*Work required*.
Locate each line containing the string "immobilier" and copy it out.

*Extracted material*.
....

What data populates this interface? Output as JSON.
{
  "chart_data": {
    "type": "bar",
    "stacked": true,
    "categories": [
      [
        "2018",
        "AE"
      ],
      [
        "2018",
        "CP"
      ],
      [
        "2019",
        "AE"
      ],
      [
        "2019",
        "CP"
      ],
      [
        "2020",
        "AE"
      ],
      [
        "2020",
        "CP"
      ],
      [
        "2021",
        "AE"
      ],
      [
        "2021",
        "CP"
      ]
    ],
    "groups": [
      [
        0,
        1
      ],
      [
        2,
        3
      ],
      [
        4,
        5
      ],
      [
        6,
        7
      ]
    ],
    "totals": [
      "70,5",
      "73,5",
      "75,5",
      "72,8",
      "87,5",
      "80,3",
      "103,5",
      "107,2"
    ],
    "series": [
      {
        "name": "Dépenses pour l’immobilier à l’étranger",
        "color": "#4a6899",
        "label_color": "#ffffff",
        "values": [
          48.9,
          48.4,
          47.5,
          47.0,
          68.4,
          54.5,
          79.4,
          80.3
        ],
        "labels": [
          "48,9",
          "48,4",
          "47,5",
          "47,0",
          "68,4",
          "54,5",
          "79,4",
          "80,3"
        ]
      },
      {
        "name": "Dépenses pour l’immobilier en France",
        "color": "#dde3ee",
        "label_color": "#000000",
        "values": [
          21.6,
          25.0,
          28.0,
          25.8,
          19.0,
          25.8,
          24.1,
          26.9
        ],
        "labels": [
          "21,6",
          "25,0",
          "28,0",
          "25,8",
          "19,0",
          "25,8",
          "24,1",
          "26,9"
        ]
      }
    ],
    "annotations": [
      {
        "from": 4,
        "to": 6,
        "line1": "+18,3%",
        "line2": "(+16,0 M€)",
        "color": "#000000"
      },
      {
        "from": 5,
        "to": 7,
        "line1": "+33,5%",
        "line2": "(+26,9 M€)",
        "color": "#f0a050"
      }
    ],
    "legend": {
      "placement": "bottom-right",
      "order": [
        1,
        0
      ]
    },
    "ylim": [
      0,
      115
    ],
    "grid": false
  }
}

....

*Output for this exercise*.
        "name": "Dépenses pour l’immobilier à l’étranger",
        "name": "Dépenses pour l’immobilier en France",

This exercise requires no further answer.